● Directions for this task: Check every line below for the word "lima" and copy the ones that have it.

● Records to process:

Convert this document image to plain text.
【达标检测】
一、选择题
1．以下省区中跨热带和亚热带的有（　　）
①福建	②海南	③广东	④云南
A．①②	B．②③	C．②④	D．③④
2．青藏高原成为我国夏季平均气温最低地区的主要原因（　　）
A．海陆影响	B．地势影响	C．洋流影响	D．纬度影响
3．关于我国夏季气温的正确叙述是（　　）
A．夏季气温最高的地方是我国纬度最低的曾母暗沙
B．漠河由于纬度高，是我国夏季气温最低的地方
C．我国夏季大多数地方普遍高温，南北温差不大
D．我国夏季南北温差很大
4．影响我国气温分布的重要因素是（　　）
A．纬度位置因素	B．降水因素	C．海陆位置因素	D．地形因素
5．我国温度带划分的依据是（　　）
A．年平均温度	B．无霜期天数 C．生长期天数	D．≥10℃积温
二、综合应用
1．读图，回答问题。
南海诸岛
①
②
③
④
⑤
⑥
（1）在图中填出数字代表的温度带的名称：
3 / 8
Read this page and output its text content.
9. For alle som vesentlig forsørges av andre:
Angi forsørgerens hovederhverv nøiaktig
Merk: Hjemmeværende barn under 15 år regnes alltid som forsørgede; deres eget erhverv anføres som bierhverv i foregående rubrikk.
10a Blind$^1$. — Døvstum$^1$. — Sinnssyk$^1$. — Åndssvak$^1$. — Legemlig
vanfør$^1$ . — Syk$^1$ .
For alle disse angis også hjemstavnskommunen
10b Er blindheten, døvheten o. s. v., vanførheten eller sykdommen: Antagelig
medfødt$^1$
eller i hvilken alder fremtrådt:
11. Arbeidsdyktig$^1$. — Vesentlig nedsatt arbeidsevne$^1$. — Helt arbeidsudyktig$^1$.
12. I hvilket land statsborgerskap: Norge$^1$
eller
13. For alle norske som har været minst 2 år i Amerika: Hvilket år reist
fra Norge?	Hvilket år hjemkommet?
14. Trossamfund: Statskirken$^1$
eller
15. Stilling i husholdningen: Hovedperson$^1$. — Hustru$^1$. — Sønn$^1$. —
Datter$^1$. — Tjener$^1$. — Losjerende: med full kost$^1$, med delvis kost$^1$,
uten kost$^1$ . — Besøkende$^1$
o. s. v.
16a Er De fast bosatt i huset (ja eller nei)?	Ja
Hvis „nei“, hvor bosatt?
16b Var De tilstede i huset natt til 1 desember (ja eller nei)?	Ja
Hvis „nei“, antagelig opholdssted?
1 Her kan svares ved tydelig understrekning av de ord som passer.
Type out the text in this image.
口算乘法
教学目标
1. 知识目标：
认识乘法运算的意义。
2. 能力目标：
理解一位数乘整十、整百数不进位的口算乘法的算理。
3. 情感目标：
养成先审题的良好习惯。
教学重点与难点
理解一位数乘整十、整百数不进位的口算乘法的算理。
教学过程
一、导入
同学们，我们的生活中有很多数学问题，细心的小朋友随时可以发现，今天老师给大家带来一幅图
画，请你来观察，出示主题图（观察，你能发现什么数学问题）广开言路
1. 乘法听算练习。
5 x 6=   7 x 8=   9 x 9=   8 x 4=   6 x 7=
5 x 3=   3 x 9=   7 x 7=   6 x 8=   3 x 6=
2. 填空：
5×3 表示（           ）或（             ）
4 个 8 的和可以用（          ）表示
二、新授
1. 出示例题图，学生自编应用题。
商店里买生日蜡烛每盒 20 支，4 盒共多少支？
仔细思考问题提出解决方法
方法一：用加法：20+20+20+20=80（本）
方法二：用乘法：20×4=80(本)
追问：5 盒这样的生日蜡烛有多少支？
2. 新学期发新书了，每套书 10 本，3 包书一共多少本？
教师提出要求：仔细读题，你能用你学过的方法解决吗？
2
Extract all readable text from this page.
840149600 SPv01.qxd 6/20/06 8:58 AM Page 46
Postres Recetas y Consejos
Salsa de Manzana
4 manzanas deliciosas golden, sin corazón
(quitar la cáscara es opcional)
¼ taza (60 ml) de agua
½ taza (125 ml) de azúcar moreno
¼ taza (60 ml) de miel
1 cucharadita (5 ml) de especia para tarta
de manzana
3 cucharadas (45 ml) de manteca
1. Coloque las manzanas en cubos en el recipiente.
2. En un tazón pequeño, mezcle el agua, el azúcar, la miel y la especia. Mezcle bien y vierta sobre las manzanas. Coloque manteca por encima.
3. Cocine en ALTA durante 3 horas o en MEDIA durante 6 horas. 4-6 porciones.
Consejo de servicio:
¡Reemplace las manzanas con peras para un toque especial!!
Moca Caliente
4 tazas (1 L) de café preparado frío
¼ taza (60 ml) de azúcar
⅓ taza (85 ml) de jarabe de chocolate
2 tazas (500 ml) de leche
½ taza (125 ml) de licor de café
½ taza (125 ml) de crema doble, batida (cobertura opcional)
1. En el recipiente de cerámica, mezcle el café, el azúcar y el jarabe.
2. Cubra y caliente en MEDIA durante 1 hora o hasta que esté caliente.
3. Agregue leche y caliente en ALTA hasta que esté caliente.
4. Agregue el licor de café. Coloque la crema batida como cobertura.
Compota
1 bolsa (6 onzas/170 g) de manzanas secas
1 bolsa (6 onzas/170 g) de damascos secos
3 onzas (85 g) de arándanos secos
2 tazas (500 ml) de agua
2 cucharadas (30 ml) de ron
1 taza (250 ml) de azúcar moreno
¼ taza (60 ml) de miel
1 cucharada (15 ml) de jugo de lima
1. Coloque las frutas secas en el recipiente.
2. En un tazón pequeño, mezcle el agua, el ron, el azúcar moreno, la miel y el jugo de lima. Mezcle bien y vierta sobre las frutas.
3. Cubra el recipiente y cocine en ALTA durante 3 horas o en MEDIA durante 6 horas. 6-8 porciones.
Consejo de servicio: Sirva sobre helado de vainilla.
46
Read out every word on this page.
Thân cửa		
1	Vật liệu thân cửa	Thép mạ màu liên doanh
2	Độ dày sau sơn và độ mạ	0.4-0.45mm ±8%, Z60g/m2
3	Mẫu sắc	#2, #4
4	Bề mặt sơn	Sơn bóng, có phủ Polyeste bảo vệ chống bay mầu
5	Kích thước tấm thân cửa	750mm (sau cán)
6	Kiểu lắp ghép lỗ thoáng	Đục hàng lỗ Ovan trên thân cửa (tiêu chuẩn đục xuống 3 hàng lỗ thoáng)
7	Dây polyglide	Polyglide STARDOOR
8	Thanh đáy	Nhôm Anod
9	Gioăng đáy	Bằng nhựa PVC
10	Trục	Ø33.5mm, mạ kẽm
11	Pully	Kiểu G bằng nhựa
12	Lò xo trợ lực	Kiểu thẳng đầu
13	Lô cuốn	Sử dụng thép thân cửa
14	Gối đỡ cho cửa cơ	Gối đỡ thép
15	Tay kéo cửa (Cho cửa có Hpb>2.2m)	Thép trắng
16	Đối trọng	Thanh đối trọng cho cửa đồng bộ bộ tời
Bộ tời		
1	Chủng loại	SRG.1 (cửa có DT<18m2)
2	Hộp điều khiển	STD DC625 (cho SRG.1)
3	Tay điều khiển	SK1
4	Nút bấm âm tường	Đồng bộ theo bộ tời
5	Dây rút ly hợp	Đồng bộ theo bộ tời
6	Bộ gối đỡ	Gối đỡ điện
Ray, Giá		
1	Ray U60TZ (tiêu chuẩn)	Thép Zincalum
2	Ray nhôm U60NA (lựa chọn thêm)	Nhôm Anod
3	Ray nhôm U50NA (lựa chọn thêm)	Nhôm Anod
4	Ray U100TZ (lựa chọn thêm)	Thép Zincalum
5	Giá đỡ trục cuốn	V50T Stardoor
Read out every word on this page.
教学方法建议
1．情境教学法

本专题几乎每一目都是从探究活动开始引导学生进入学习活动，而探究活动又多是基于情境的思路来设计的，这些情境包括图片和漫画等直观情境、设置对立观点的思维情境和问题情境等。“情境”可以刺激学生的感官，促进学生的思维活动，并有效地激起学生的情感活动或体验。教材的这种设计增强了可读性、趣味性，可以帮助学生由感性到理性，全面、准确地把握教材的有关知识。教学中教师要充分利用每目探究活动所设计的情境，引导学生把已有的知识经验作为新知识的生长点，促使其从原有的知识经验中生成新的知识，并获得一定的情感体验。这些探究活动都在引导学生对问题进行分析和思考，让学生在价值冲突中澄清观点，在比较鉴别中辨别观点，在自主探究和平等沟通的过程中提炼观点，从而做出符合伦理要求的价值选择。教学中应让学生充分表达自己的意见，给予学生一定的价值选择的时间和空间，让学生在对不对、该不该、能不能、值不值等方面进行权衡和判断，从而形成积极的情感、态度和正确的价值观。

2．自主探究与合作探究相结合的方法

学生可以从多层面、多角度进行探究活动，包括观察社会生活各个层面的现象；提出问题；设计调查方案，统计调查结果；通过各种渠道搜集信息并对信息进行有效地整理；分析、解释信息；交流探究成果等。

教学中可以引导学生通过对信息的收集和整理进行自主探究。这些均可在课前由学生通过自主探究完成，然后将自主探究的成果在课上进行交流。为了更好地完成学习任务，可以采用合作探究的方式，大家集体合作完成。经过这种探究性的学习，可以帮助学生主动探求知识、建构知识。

● Final result:
1 cucharada (15 ml) de jugo de lima
2. En un tazón pequeño, mezcle el agua, el ron, el azúcar moreno, la miel y el jugo de lima. Mezcle bien y vierta sobre las frutas.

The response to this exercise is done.